Problem:
Collect each line of the records containing the string "this".

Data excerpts
•••

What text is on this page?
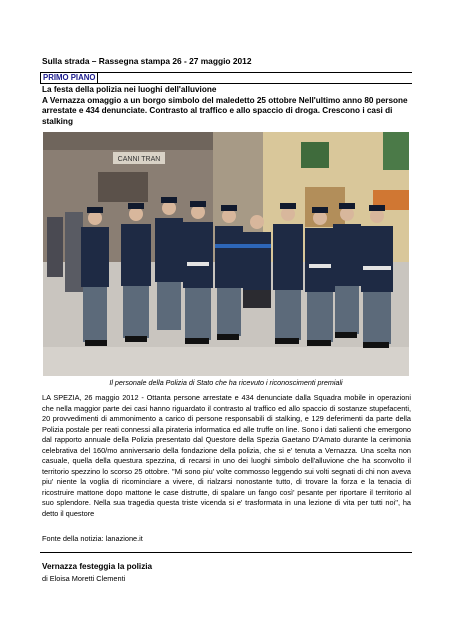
Sulla strada – Rassegna stampa 26 - 27 maggio 2012
PRIMO PIANO
La festa della polizia nei luoghi dell'alluvione
A Vernazza omaggio a un borgo simbolo del maledetto 25 ottobre Nell'ultimo anno 80 persone arrestate e 434 denunciate. Contrasto al traffico e allo spaccio di droga. Crescono i casi di stalking
CANNI TRAN
Il personale della Polizia di Stato che ha ricevuto i riconoscimenti premiali
LA SPEZIA, 26 maggio 2012 - Ottanta persone arrestate e 434 denunciate dalla Squadra mobile in operazioni che nella maggior parte dei casi hanno riguardato il contrasto al traffico ed allo spaccio di sostanze stupefacenti, 20 provvedimenti di ammonimento a carico di persone responsabili di stalking, e 129 deferimenti da parte della Polizia postale per reati connessi alla pirateria informatica ed alle truffe on line. Sono i dati salienti che emergono dal rapporto annuale della Polizia presentato dal Questore della Spezia Gaetano D'Amato durante la cerimonia celebrativa del 160/mo anniversario della fondazione della polizia, che si e' tenuta a Vernazza. Una scelta non casuale, quella della questura spezzina, di recarsi in uno dei luoghi simbolo dell'alluvione che ha sconvolto il territorio spezzino lo scorso 25 ottobre. ''Mi sono piu' volte commosso leggendo sui volti segnati di chi non aveva piu' niente la voglia di ricominciare a vivere, di rialzarsi nonostante tutto, di trovare la forza e la tenacia di ricostruire mattone dopo mattone le case distrutte, di spalare un fango così' pesante per riportare il territorio al suo splendore. Nella sua tragedia questa triste vicenda si e' trasformata in una lezione di vita per tutti noi'', ha detto il questore
Fonte della notizia: lanazione.it
Vernazza festeggia la polizia
di Eloisa Moretti Clementi
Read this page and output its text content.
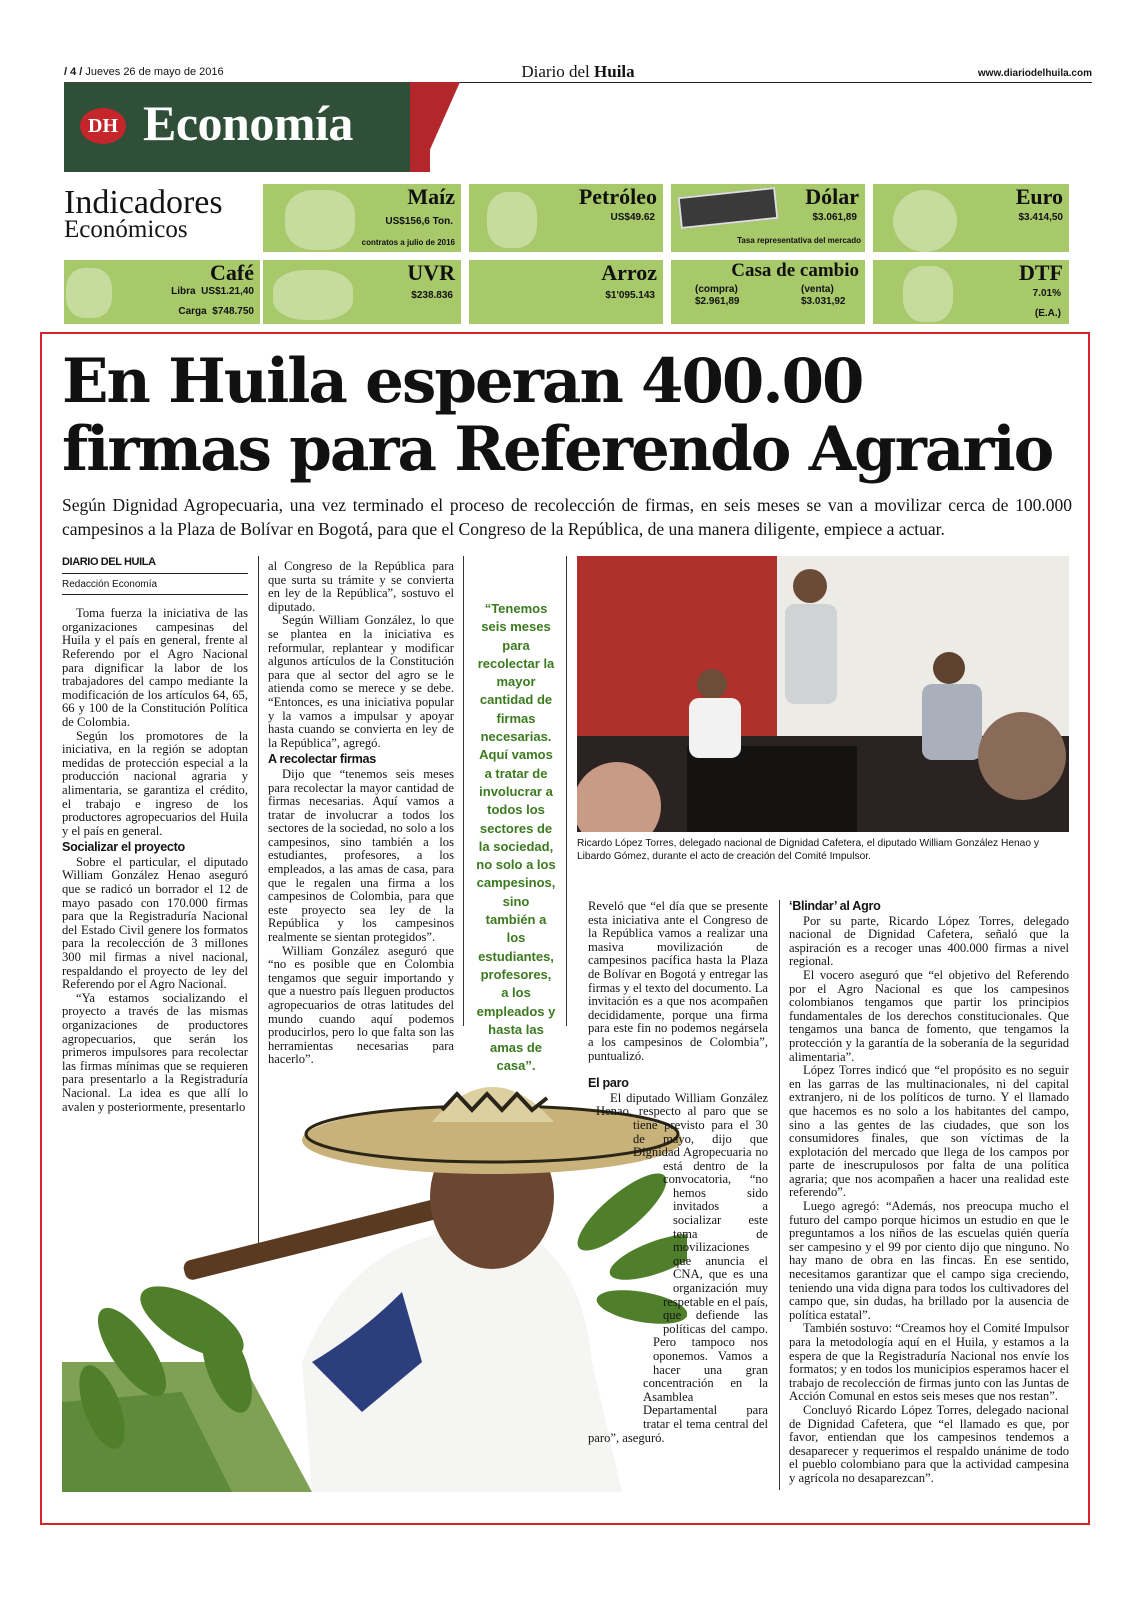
/ 4 / Jueves 26 de mayo de 2016	Diario del Huila	www.diariodelhuila.com
DH Economía
Indicadores
Económicos
Maíz
US$156,6 Ton.
contratos a julio de 2016
Petróleo
US$49.62
Dólar
$3.061,89
Tasa representativa del mercado
Euro
$3.414,50
Café
Libra US$1.21,40
Carga $748.750
UVR
$238.836
Arroz
$1'095.143
Casa de cambio
(compra)
$2.961,89
(venta)
$3.031,92
DTF
7.01%
(E.A.)
En Huila esperan 400.00 firmas para Referendo Agrario
Según Dignidad Agropecuaria, una vez terminado el proceso de recolección de firmas, en seis meses se van a movilizar cerca de 100.000 campesinos a la Plaza de Bolívar en Bogotá, para que el Congreso de la República, de una manera diligente, empiece a actuar.
DIARIO DEL HUILA
Redacción Economía

Toma fuerza la iniciativa de las organizaciones campesinas del Huila y el país en general, frente al Referendo por el Agro Nacional para dignificar la labor de los trabajadores del campo mediante la modificación de los artículos 64, 65, 66 y 100 de la Constitución Política de Colombia.

Según los promotores de la iniciativa, en la región se adoptan medidas de protección especial a la producción nacional agraria y alimentaria, se garantiza el crédito, el trabajo e ingreso de los productores agropecuarios del Huila y el país en general.

Socializar el proyecto

Sobre el particular, el diputado William González Henao aseguró que se radicó un borrador el 12 de mayo pasado con 170.000 firmas para que la Registraduría Nacional del Estado Civil genere los formatos para la recolección de 3 millones 300 mil firmas a nivel nacional, respaldando el proyecto de ley del Referendo por el Agro Nacional.

“Ya estamos socializando el proyecto a través de las mismas organizaciones de productores agropecuarios, que serán los primeros impulsores para recolectar las firmas mínimas que se requieren para presentarlo a la Registraduría Nacional. La idea es que allí lo avalen y posteriormente, presentarlo

al Congreso de la República para que surta su trámite y se convierta en ley de la República”, sostuvo el diputado.

Según William González, lo que se plantea en la iniciativa es reformular, replantear y modificar algunos artículos de la Constitución para que al sector del agro se le atienda como se merece y se debe. “Entonces, es una iniciativa popular y la vamos a impulsar y apoyar hasta cuando se convierta en ley de la República”, agregó.

A recolectar firmas

Dijo que “tenemos seis meses para recolectar la mayor cantidad de firmas necesarias. Aquí vamos a tratar de involucrar a todos los sectores de la sociedad, no solo a los campesinos, sino también a los estudiantes, profesores, a los empleados, a las amas de casa, para que le regalen una firma a los campesinos de Colombia, para que este proyecto sea ley de la República y los campesinos realmente se sientan protegidos”.

William González aseguró que “no es posible que en Colombia tengamos que seguir importando y que a nuestro país lleguen productos agropecuarios de otras latitudes del mundo cuando aquí podemos producirlos, pero lo que falta son las herramientas necesarias para hacerlo”.

“Tenemos seis meses para recolectar la mayor cantidad de firmas necesarias. Aquí vamos a tratar de involucrar a todos los sectores de la sociedad, no solo a los campesinos, sino también a los estudiantes, profesores, a los empleados y hasta las amas de casa”.
Ricardo López Torres, delegado nacional de Dignidad Cafetera, el diputado William González Henao y Libardo Gómez, durante el acto de creación del Comité Impulsor.

Reveló que “el día que se presente esta iniciativa ante el Congreso de la República vamos a realizar una masiva movilización de campesinos pacífica hasta la Plaza de Bolívar en Bogotá y entregar las firmas y el texto del documento. La invitación es a que nos acompañen decididamente, porque una firma para este fin no podemos negársela a los campesinos de Colombia”, puntualizó.

El paro

El diputado William González Henao, respecto al paro que se tiene previsto para el 30 de mayo, dijo que Dignidad Agropecuaria no está dentro de la convocatoria, “no hemos sido invitados a socializar este tema de movilizaciones que anuncia el CNA, que es una organización muy respetable en el país, que defiende las políticas del campo. Pero tampoco nos oponemos. Vamos a hacer una gran concentración en la Asamblea Departamental para tratar el tema central del paro”, aseguró.

‘Blindar’ al Agro

Por su parte, Ricardo López Torres, delegado nacional de Dignidad Cafetera, señaló que la aspiración es a recoger unas 400.000 firmas a nivel regional.

El vocero aseguró que “el objetivo del Referendo por el Agro Nacional es que los campesinos colombianos tengamos que partir los principios fundamentales de los derechos constitucionales. Que tengamos una banca de fomento, que tengamos la protección y la garantía de la soberanía de la seguridad alimentaria”.

López Torres indicó que “el propósito es no seguir en las garras de las multinacionales, ni del capital extranjero, ni de los políticos de turno. Y el llamado que hacemos es no solo a los habitantes del campo, sino a las gentes de las ciudades, que son los consumidores finales, que son víctimas de la explotación del mercado que llega de los campos por parte de inescrupulosos por falta de una política agraria; que nos acompañen a hacer una realidad este referendo”.

Luego agregó: “Además, nos preocupa mucho el futuro del campo porque hicimos un estudio en que le preguntamos a los niños de las escuelas quién quería ser campesino y el 99 por ciento dijo que ninguno. No hay mano de obra en las fincas. En ese sentido, necesitamos garantizar que el campo siga creciendo, teniendo una vida digna para todos los cultivadores del campo que, sin dudas, ha brillado por la ausencia de política estatal”.

También sostuvo: “Creamos hoy el Comité Impulsor para la metodología aquí en el Huila, y estamos a la espera de que la Registraduría Nacional nos envíe los formatos; y en todos los municipios esperamos hacer el trabajo de recolección de firmas junto con las Juntas de Acción Comunal en estos seis meses que nos restan”.

Concluyó Ricardo López Torres, delegado nacional de Dignidad Cafetera, que “el llamado es que, por favor, entiendan que los campesinos tendemos a desaparecer y requerimos el respaldo unánime de todo el pueblo colombiano para que la actividad campesina y agrícola no desaparezcan”.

•••

Full output:
What text is on this page?
Read this page and output its text content.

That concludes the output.